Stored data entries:
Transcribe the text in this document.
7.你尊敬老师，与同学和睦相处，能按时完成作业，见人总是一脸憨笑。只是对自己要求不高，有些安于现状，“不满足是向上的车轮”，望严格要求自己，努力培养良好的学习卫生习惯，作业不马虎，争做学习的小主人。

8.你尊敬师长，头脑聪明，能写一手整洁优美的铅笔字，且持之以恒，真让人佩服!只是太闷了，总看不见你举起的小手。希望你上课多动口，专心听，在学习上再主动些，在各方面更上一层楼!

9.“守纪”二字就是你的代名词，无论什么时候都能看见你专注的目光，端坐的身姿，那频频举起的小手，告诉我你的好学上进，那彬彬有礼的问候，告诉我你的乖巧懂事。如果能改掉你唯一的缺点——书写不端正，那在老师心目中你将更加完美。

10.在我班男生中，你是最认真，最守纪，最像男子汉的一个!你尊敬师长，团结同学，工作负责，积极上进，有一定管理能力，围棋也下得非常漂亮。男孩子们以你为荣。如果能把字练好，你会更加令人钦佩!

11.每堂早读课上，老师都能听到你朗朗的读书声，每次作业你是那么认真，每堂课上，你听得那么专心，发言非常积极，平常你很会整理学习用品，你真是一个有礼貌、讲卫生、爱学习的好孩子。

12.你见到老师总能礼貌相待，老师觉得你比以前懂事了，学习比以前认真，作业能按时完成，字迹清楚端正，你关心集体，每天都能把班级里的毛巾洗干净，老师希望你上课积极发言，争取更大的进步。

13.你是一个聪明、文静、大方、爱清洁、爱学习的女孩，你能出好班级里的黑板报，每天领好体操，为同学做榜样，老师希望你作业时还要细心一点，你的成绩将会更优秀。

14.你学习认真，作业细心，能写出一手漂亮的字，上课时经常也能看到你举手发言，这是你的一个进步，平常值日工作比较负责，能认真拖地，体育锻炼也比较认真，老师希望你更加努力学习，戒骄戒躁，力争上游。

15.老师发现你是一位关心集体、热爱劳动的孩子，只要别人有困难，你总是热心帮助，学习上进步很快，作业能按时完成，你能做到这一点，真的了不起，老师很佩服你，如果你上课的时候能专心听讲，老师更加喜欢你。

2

#### WORK REQUIRED
Please set down all the data word for word.

#### THE RESPONSE
Transcribe the text in this document.
7.你尊敬老师，与同学和睦相处，能按时完成作业，见人总是一脸憨笑。只是对自己要求不高，有些安于现状，“不满足是向上的车轮”，望严格要求自己，努力培养良好的学习卫生习惯，作业不马虎，争做学习的小主人。

8.你尊敬师长，头脑聪明，能写一手整洁优美的铅笔字，且持之以恒，真让人佩服!只是太闷了，总看不见你举起的小手。希望你上课多动口，专心听，在学习上再主动些，在各方面更上一层楼!

9.“守纪”二字就是你的代名词，无论什么时候都能看见你专注的目光，端坐的身姿，那频频举起的小手，告诉我你的好学上进，那彬彬有礼的问候，告诉我你的乖巧懂事。如果能改掉你唯一的缺点——书写不端正，那在老师心目中你将更加完美。

10.在我班男生中，你是最认真，最守纪，最像男子汉的一个!你尊敬师长，团结同学，工作负责，积极上进，有一定管理能力，围棋也下得非常漂亮。男孩子们以你为荣。如果能把字练好，你会更加令人钦佩!

11.每堂早读课上，老师都能听到你朗朗的读书声，每次作业你是那么认真，每堂课上，你听得那么专心，发言非常积极，平常你很会整理学习用品，你真是一个有礼貌、讲卫生、爱学习的好孩子。

12.你见到老师总能礼貌相待，老师觉得你比以前懂事了，学习比以前认真，作业能按时完成，字迹清楚端正，你关心集体，每天都能把班级里的毛巾洗干净，老师希望你上课积极发言，争取更大的进步。

13.你是一个聪明、文静、大方、爱清洁、爱学习的女孩，你能出好班级里的黑板报，每天领好体操，为同学做榜样，老师希望你作业时还要细心一点，你的成绩将会更优秀。

14.你学习认真，作业细心，能写出一手漂亮的字，上课时经常也能看到你举手发言，这是你的一个进步，平常值日工作比较负责，能认真拖地，体育锻炼也比较认真，老师希望你更加努力学习，戒骄戒躁，力争上游。

15.老师发现你是一位关心集体、热爱劳动的孩子，只要别人有困难，你总是热心帮助，学习上进步很快，作业能按时完成，你能做到这一点，真的了不起，老师很佩服你，如果你上课的时候能专心听讲，老师更加喜欢你。

2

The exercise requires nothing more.